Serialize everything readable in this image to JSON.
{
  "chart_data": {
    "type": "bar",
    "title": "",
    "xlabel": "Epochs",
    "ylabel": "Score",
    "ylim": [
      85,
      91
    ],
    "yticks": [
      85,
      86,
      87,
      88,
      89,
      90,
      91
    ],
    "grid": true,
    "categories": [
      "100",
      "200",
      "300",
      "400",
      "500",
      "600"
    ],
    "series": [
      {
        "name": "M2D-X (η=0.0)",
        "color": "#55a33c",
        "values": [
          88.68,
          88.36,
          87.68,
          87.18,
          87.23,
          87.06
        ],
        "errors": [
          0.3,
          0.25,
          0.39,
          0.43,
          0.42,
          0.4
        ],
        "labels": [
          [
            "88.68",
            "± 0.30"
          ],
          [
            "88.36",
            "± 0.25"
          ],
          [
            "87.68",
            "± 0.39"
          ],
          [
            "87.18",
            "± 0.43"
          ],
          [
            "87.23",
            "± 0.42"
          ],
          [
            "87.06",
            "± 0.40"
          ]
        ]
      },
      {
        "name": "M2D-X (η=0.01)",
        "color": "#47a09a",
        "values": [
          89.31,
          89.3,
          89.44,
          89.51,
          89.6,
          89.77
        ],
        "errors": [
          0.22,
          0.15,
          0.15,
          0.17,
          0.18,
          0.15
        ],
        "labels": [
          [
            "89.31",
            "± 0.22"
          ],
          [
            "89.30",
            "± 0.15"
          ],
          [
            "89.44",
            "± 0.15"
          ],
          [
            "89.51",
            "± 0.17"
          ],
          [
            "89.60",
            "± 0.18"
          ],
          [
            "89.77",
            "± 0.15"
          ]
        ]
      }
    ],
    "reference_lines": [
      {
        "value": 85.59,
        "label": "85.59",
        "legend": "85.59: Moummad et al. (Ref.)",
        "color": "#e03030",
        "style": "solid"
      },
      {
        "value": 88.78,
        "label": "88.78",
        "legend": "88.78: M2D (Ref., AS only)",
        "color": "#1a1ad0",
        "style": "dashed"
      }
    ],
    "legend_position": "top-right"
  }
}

-=-=-=-=-

Copy each entry exactly, with nothing added or dropped.

### [Finished exercise]
Serialize everything readable in this image to JSON.
{
  "chart_data": {
    "type": "bar",
    "title": "",
    "xlabel": "Epochs",
    "ylabel": "Score",
    "ylim": [
      85,
      91
    ],
    "yticks": [
      85,
      86,
      87,
      88,
      89,
      90,
      91
    ],
    "grid": true,
    "categories": [
      "100",
      "200",
      "300",
      "400",
      "500",
      "600"
    ],
    "series": [
      {
        "name": "M2D-X (η=0.0)",
        "color": "#55a33c",
        "values": [
          88.68,
          88.36,
          87.68,
          87.18,
          87.23,
          87.06
        ],
        "errors": [
          0.3,
          0.25,
          0.39,
          0.43,
          0.42,
          0.4
        ],
        "labels": [
          [
            "88.68",
            "± 0.30"
          ],
          [
            "88.36",
            "± 0.25"
          ],
          [
            "87.68",
            "± 0.39"
          ],
          [
            "87.18",
            "± 0.43"
          ],
          [
            "87.23",
            "± 0.42"
          ],
          [
            "87.06",
            "± 0.40"
          ]
        ]
      },
      {
        "name": "M2D-X (η=0.01)",
        "color": "#47a09a",
        "values": [
          89.31,
          89.3,
          89.44,
          89.51,
          89.6,
          89.77
        ],
        "errors": [
          0.22,
          0.15,
          0.15,
          0.17,
          0.18,
          0.15
        ],
        "labels": [
          [
            "89.31",
            "± 0.22"
          ],
          [
            "89.30",
            "± 0.15"
          ],
          [
            "89.44",
            "± 0.15"
          ],
          [
            "89.51",
            "± 0.17"
          ],
          [
            "89.60",
            "± 0.18"
          ],
          [
            "89.77",
            "± 0.15"
          ]
        ]
      }
    ],
    "reference_lines": [
      {
        "value": 85.59,
        "label": "85.59",
        "legend": "85.59: Moummad et al. (Ref.)",
        "color": "#e03030",
        "style": "solid"
      },
      {
        "value": 88.78,
        "label": "88.78",
        "legend": "88.78: M2D (Ref., AS only)",
        "color": "#1a1ad0",
        "style": "dashed"
      }
    ],
    "legend_position": "top-right"
  }
}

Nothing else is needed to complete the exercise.